WHAT IS REQUIRED – Scan the following material for the string "models" and copy each line in which it appears.

________________________________________

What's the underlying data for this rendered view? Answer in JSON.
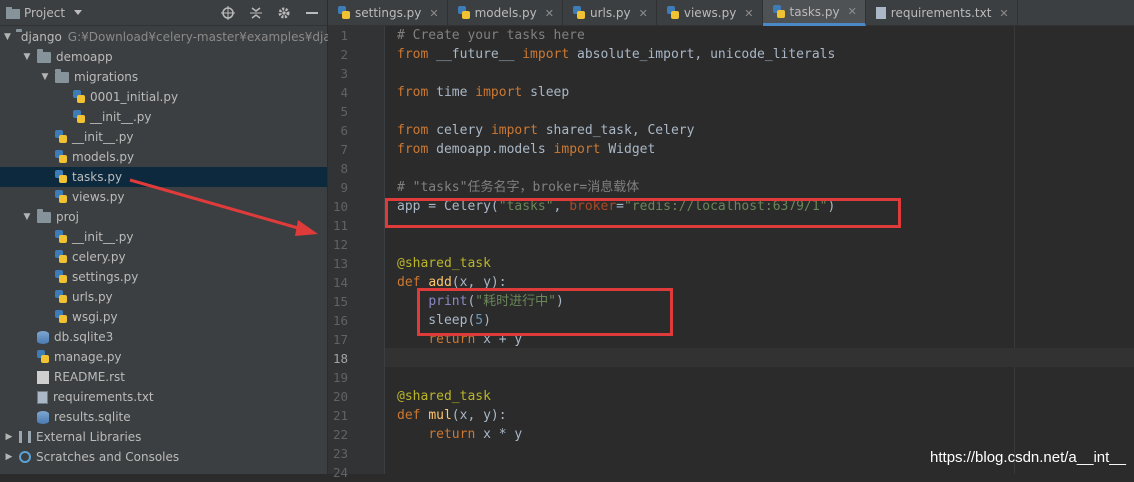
{
  "project_panel": {
    "title": "Project",
    "tree": [
      {
        "label": "django",
        "note": "G:¥Download¥celery-master¥examples¥djang",
        "type": "folder",
        "expanded": true,
        "depth": 0
      },
      {
        "label": "demoapp",
        "type": "folder",
        "expanded": true,
        "depth": 1
      },
      {
        "label": "migrations",
        "type": "folder",
        "expanded": true,
        "depth": 2
      },
      {
        "label": "0001_initial.py",
        "type": "py",
        "depth": 3
      },
      {
        "label": "__init__.py",
        "type": "py",
        "depth": 3
      },
      {
        "label": "__init__.py",
        "type": "py",
        "depth": 2
      },
      {
        "label": "models.py",
        "type": "py",
        "depth": 2
      },
      {
        "label": "tasks.py",
        "type": "py",
        "depth": 2,
        "selected": true
      },
      {
        "label": "views.py",
        "type": "py",
        "depth": 2
      },
      {
        "label": "proj",
        "type": "folder",
        "expanded": true,
        "depth": 1
      },
      {
        "label": "__init__.py",
        "type": "py",
        "depth": 2
      },
      {
        "label": "celery.py",
        "type": "py",
        "depth": 2
      },
      {
        "label": "settings.py",
        "type": "py",
        "depth": 2
      },
      {
        "label": "urls.py",
        "type": "py",
        "depth": 2
      },
      {
        "label": "wsgi.py",
        "type": "py",
        "depth": 2
      },
      {
        "label": "db.sqlite3",
        "type": "db",
        "depth": 1
      },
      {
        "label": "manage.py",
        "type": "py",
        "depth": 1
      },
      {
        "label": "README.rst",
        "type": "rst",
        "depth": 1
      },
      {
        "label": "requirements.txt",
        "type": "txt",
        "depth": 1
      },
      {
        "label": "results.sqlite",
        "type": "db",
        "depth": 1
      },
      {
        "label": "External Libraries",
        "type": "lib",
        "expanded": false,
        "depth": 0
      },
      {
        "label": "Scratches and Consoles",
        "type": "scratch",
        "expanded": false,
        "depth": 0
      }
    ]
  },
  "tabs": [
    {
      "label": "settings.py",
      "type": "py"
    },
    {
      "label": "models.py",
      "type": "py"
    },
    {
      "label": "urls.py",
      "type": "py"
    },
    {
      "label": "views.py",
      "type": "py"
    },
    {
      "label": "tasks.py",
      "type": "py",
      "active": true
    },
    {
      "label": "requirements.txt",
      "type": "txt"
    }
  ],
  "editor": {
    "current_line": 18,
    "line_numbers": [
      "1",
      "2",
      "3",
      "4",
      "5",
      "6",
      "7",
      "8",
      "9",
      "10",
      "11",
      "12",
      "13",
      "14",
      "15",
      "16",
      "17",
      "18",
      "19",
      "20",
      "21",
      "22",
      "23",
      "24"
    ],
    "lines": [
      [
        {
          "t": "# Create your tasks here",
          "c": "comment"
        }
      ],
      [
        {
          "t": "from ",
          "c": "kw"
        },
        {
          "t": "__future__ ",
          "c": "plain"
        },
        {
          "t": "import ",
          "c": "kw"
        },
        {
          "t": "absolute_import, unicode_literals",
          "c": "plain"
        }
      ],
      [],
      [
        {
          "t": "from ",
          "c": "kw"
        },
        {
          "t": "time ",
          "c": "plain"
        },
        {
          "t": "import ",
          "c": "kw"
        },
        {
          "t": "sleep",
          "c": "plain"
        }
      ],
      [],
      [
        {
          "t": "from ",
          "c": "kw"
        },
        {
          "t": "celery ",
          "c": "plain"
        },
        {
          "t": "import ",
          "c": "kw"
        },
        {
          "t": "shared_task, Celery",
          "c": "plain"
        }
      ],
      [
        {
          "t": "from ",
          "c": "kw"
        },
        {
          "t": "demoapp.models ",
          "c": "plain"
        },
        {
          "t": "import ",
          "c": "kw"
        },
        {
          "t": "Widget",
          "c": "plain"
        }
      ],
      [],
      [
        {
          "t": "# \"tasks\"任务名字，broker=消息载体",
          "c": "comment"
        }
      ],
      [
        {
          "t": "app = Celery(",
          "c": "plain"
        },
        {
          "t": "\"tasks\"",
          "c": "str"
        },
        {
          "t": ", ",
          "c": "plain"
        },
        {
          "t": "broker",
          "c": "param"
        },
        {
          "t": "=",
          "c": "plain"
        },
        {
          "t": "\"redis://localhost:6379/1\"",
          "c": "str"
        },
        {
          "t": ")",
          "c": "plain"
        }
      ],
      [],
      [],
      [
        {
          "t": "@shared_task",
          "c": "dec"
        }
      ],
      [
        {
          "t": "def ",
          "c": "kw"
        },
        {
          "t": "add",
          "c": "fn"
        },
        {
          "t": "(x, y):",
          "c": "plain"
        }
      ],
      [
        {
          "t": "    ",
          "c": "plain"
        },
        {
          "t": "print",
          "c": "builtin"
        },
        {
          "t": "(",
          "c": "plain"
        },
        {
          "t": "\"耗时进行中\"",
          "c": "str"
        },
        {
          "t": ")",
          "c": "plain"
        }
      ],
      [
        {
          "t": "    sleep(",
          "c": "plain"
        },
        {
          "t": "5",
          "c": "num"
        },
        {
          "t": ")",
          "c": "plain"
        }
      ],
      [
        {
          "t": "    ",
          "c": "plain"
        },
        {
          "t": "return ",
          "c": "kw"
        },
        {
          "t": "x + y",
          "c": "plain"
        }
      ],
      [],
      [],
      [
        {
          "t": "@shared_task",
          "c": "dec"
        }
      ],
      [
        {
          "t": "def ",
          "c": "kw"
        },
        {
          "t": "mul",
          "c": "fn"
        },
        {
          "t": "(x, y):",
          "c": "plain"
        }
      ],
      [
        {
          "t": "    ",
          "c": "plain"
        },
        {
          "t": "return ",
          "c": "kw"
        },
        {
          "t": "x * y",
          "c": "plain"
        }
      ],
      [],
      []
    ]
  },
  "watermark": "https://blog.csdn.net/a__int__",
  "colors": {
    "annotation_red": "#e03b3b",
    "selection_blue": "#0d293e",
    "active_tab_underline": "#4a88c7"
  }
}
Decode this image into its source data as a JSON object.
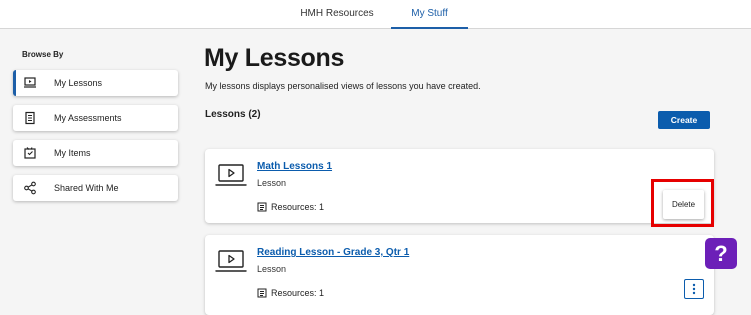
{
  "top_nav": {
    "tabs": [
      {
        "label": "HMH Resources",
        "active": false
      },
      {
        "label": "My Stuff",
        "active": true
      }
    ]
  },
  "sidebar": {
    "heading": "Browse By",
    "items": [
      {
        "label": "My Lessons",
        "icon": "laptop-play-icon",
        "active": true
      },
      {
        "label": "My Assessments",
        "icon": "checklist-icon",
        "active": false
      },
      {
        "label": "My Items",
        "icon": "items-icon",
        "active": false
      },
      {
        "label": "Shared With Me",
        "icon": "share-icon",
        "active": false
      }
    ]
  },
  "main": {
    "title": "My Lessons",
    "description": "My lessons displays personalised views of lessons you have created.",
    "count_label": "Lessons (2)",
    "create_label": "Create",
    "lessons": [
      {
        "title": "Math Lessons 1",
        "type": "Lesson",
        "resources": "Resources: 1",
        "action": "Delete"
      },
      {
        "title": "Reading Lesson - Grade 3, Qtr 1",
        "type": "Lesson",
        "resources": "Resources: 1"
      }
    ]
  },
  "help": {
    "label": "?"
  },
  "colors": {
    "accent": "#0b5cad",
    "highlight": "#e60000",
    "help": "#6c1fb8"
  }
}
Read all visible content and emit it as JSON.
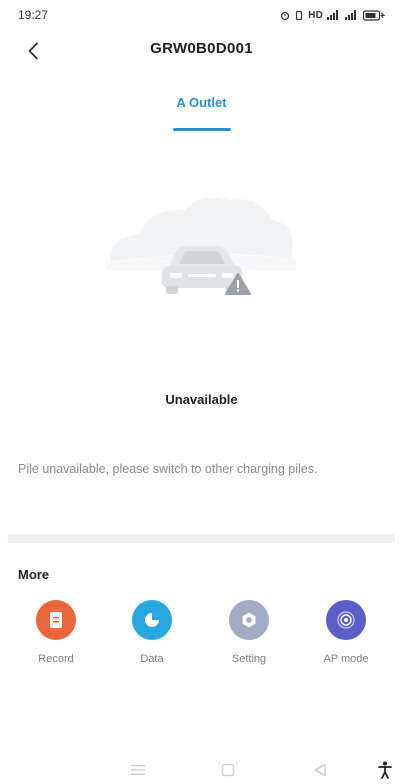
{
  "status_bar": {
    "time": "19:27",
    "icons_text": "HD",
    "icons": [
      "alarm-icon",
      "vibrate-icon",
      "hd-icon",
      "signal-icon",
      "signal-icon",
      "battery-icon"
    ]
  },
  "header": {
    "title": "GRW0B0D001",
    "back_icon": "chevron-left-icon"
  },
  "tabs": [
    {
      "label": "A Outlet",
      "active": true
    }
  ],
  "main": {
    "status_title": "Unavailable",
    "status_message": "Pile unavailable, please switch to other charging piles.",
    "illustration_icon": "car-warning-icon"
  },
  "more": {
    "title": "More",
    "items": [
      {
        "label": "Record",
        "icon": "record-icon",
        "color": "#e8663a"
      },
      {
        "label": "Data",
        "icon": "pie-chart-icon",
        "color": "#27a7e0"
      },
      {
        "label": "Setting",
        "icon": "gear-icon",
        "color": "#a3abc4"
      },
      {
        "label": "AP mode",
        "icon": "wireless-icon",
        "color": "#5b5fc7"
      }
    ]
  },
  "colors": {
    "accent": "#2a8fd8",
    "divider": "#eef1f4",
    "muted_text": "#8a8a8a"
  },
  "nav_bar": {
    "icons": [
      "menu-icon",
      "home-icon",
      "back-icon",
      "accessibility-icon"
    ]
  }
}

________________________________________

COMPLETED EXERCISE –
        "label": "models.py",
      "label": "models.py",
          "t": "demoapp.models ",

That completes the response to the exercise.